=== Data entries for graphics ===
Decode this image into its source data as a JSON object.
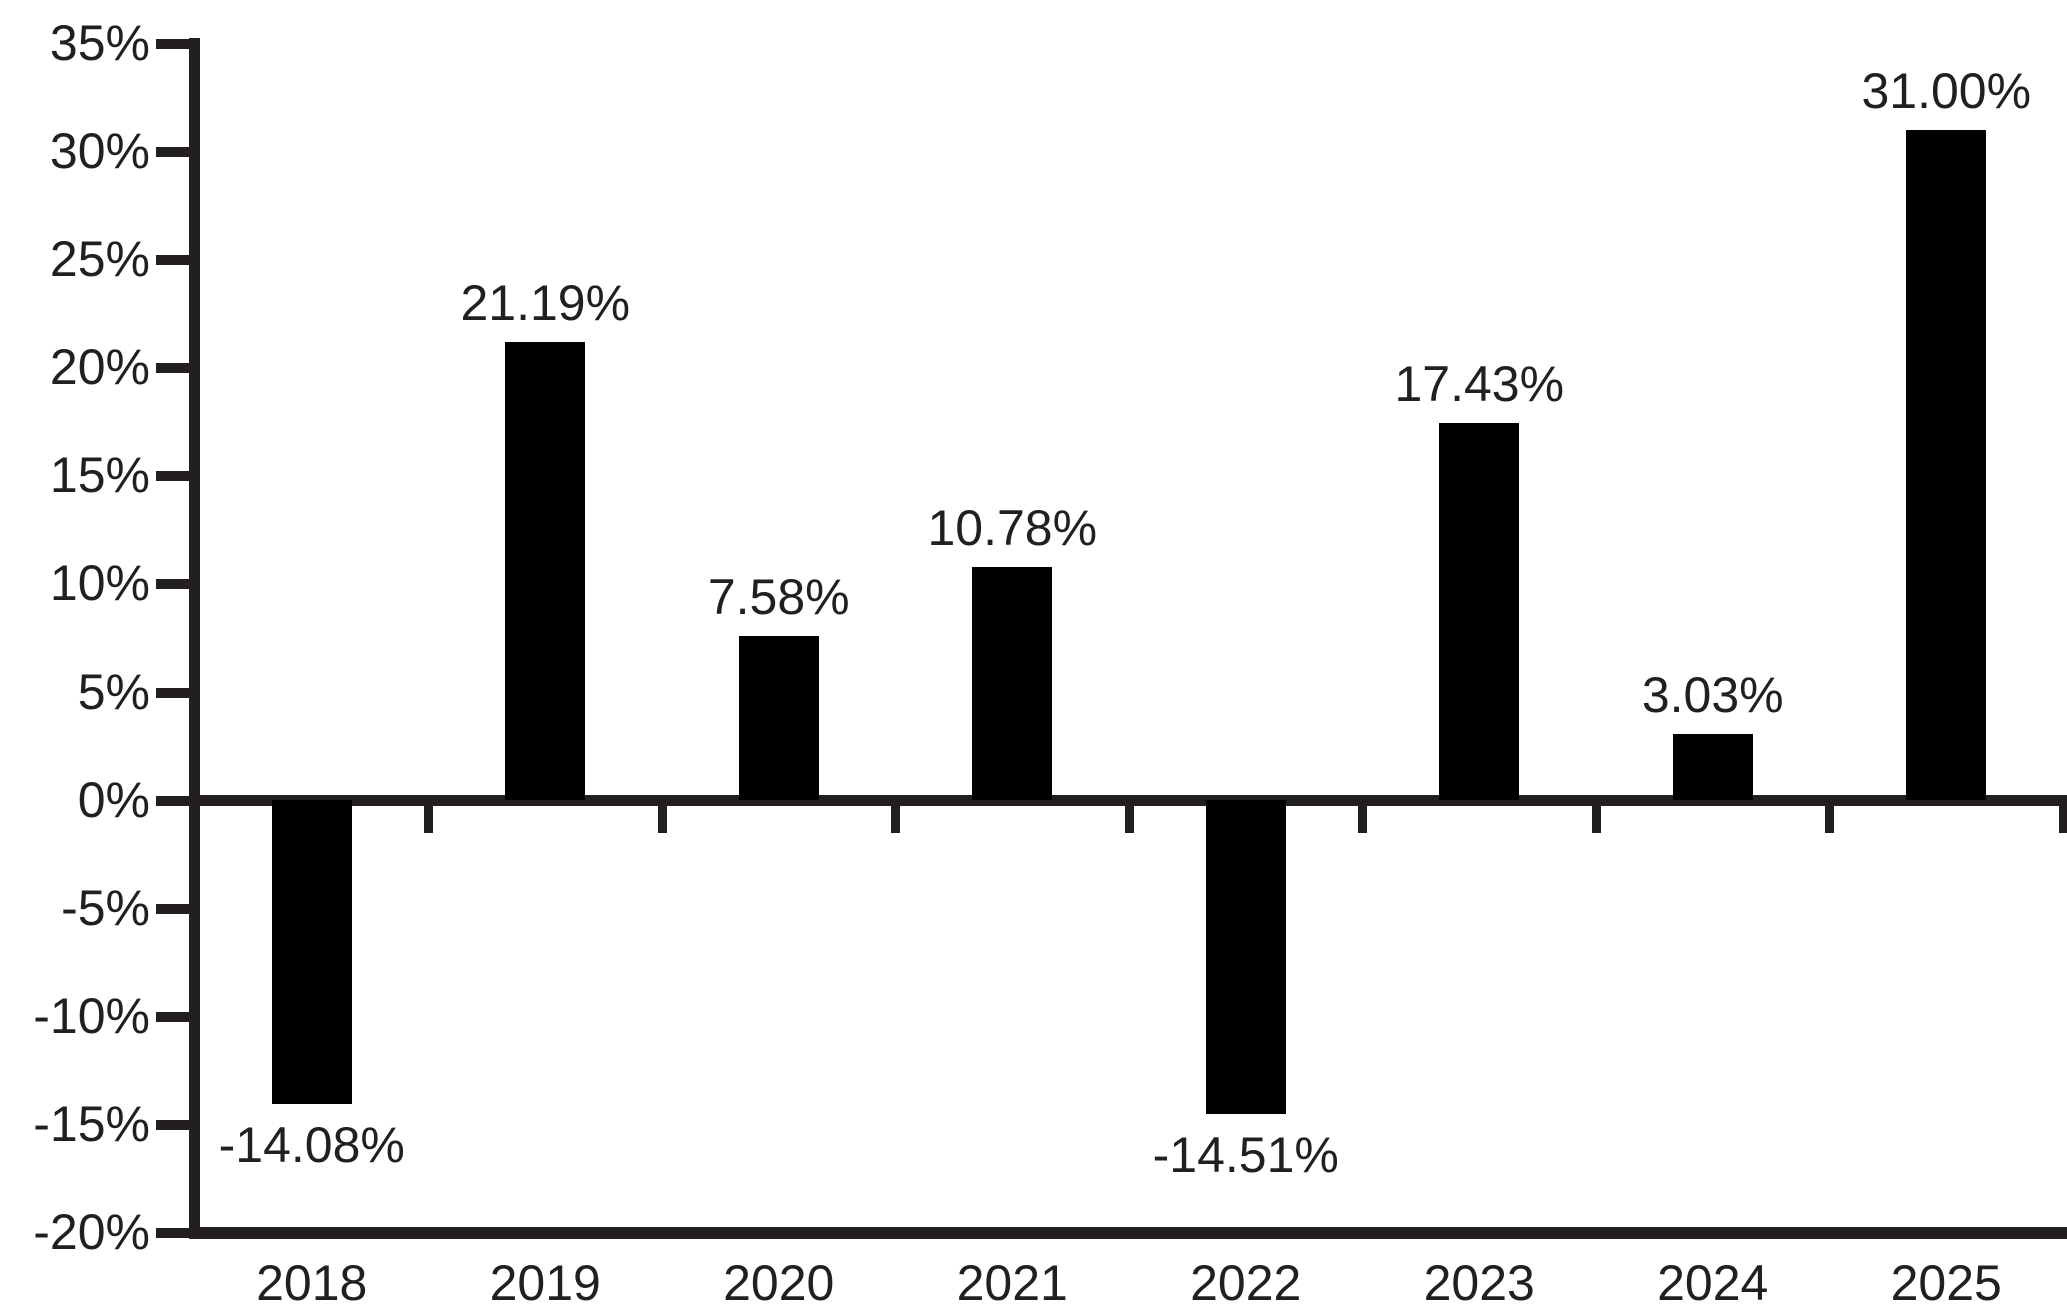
{
  "chart_data": {
    "type": "bar",
    "categories": [
      "2018",
      "2019",
      "2020",
      "2021",
      "2022",
      "2023",
      "2024",
      "2025"
    ],
    "values": [
      -14.08,
      21.19,
      7.58,
      10.78,
      -14.51,
      17.43,
      3.03,
      31.0
    ],
    "value_labels": [
      "-14.08%",
      "21.19%",
      "7.58%",
      "10.78%",
      "-14.51%",
      "17.43%",
      "3.03%",
      "31.00%"
    ],
    "ylim": [
      -20,
      35
    ],
    "ytick_step": 5,
    "ytick_labels": [
      "35%",
      "30%",
      "25%",
      "20%",
      "15%",
      "10%",
      "5%",
      "0%",
      "-5%",
      "-10%",
      "-15%",
      "-20%"
    ],
    "grid": false,
    "legend": "none",
    "bar_color": "#000000",
    "axis_color": "#231f20",
    "text_color": "#231f20"
  }
}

=== Exercise task ===
Take the listing above and restate it word for word, without its pictures.

=== Full response ===
Decode this image into its source data as a JSON object.
{
  "chart_data": {
    "type": "bar",
    "categories": [
      "2018",
      "2019",
      "2020",
      "2021",
      "2022",
      "2023",
      "2024",
      "2025"
    ],
    "values": [
      -14.08,
      21.19,
      7.58,
      10.78,
      -14.51,
      17.43,
      3.03,
      31.0
    ],
    "value_labels": [
      "-14.08%",
      "21.19%",
      "7.58%",
      "10.78%",
      "-14.51%",
      "17.43%",
      "3.03%",
      "31.00%"
    ],
    "ylim": [
      -20,
      35
    ],
    "ytick_step": 5,
    "ytick_labels": [
      "35%",
      "30%",
      "25%",
      "20%",
      "15%",
      "10%",
      "5%",
      "0%",
      "-5%",
      "-10%",
      "-15%",
      "-20%"
    ],
    "grid": false,
    "legend": "none",
    "bar_color": "#000000",
    "axis_color": "#231f20",
    "text_color": "#231f20"
  }
}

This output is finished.